- EXCERPTED RECORDS -
· · ·
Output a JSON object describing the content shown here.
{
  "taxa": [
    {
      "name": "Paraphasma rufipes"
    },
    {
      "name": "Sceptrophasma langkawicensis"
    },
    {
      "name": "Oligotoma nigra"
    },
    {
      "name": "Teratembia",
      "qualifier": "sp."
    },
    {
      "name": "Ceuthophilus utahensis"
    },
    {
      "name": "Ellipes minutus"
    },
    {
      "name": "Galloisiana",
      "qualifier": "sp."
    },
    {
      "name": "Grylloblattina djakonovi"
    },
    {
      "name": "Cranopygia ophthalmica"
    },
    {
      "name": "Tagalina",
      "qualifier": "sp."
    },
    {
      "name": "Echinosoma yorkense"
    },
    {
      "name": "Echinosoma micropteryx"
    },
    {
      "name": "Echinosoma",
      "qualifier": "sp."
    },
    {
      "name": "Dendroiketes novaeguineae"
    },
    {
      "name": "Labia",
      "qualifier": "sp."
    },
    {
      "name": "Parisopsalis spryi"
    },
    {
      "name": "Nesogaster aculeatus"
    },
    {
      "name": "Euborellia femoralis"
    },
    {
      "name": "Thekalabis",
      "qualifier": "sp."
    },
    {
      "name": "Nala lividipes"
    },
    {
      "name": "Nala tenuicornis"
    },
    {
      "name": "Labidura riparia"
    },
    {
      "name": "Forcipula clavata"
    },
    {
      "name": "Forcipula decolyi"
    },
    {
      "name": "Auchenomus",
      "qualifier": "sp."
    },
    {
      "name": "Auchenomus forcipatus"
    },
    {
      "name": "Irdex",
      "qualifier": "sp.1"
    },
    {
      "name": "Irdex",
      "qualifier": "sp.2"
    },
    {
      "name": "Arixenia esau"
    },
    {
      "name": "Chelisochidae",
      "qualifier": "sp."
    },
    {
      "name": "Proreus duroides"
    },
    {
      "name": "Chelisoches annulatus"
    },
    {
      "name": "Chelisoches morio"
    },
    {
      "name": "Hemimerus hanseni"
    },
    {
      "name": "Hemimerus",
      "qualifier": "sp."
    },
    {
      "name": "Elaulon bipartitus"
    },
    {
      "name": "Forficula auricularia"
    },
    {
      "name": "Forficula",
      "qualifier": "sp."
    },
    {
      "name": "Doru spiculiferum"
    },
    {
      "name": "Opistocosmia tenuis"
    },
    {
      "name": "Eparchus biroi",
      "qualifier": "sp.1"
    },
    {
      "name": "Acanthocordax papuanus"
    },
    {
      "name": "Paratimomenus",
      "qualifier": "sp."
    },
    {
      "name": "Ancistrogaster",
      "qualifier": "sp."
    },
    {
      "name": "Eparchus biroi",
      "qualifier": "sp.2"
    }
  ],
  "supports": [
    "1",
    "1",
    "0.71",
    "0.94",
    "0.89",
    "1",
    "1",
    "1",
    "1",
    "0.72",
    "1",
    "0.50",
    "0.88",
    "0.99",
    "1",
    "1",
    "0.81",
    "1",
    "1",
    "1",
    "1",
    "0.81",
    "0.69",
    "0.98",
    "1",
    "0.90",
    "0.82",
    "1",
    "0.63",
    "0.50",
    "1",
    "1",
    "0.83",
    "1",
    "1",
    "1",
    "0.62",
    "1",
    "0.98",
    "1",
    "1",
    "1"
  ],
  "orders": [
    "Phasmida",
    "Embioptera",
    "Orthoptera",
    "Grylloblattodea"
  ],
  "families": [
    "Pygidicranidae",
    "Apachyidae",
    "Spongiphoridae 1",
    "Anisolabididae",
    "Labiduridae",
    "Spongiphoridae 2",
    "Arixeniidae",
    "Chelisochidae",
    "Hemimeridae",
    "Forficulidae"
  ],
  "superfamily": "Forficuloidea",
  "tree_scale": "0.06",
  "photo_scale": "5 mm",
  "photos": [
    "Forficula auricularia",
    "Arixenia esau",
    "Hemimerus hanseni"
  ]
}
· · ·
- TASK BRIEF -
Find each line holding "hanseni". Copy it out.

- RESULT BELOW -
      "name": "Hemimerus hanseni"
    "Hemimerus hanseni"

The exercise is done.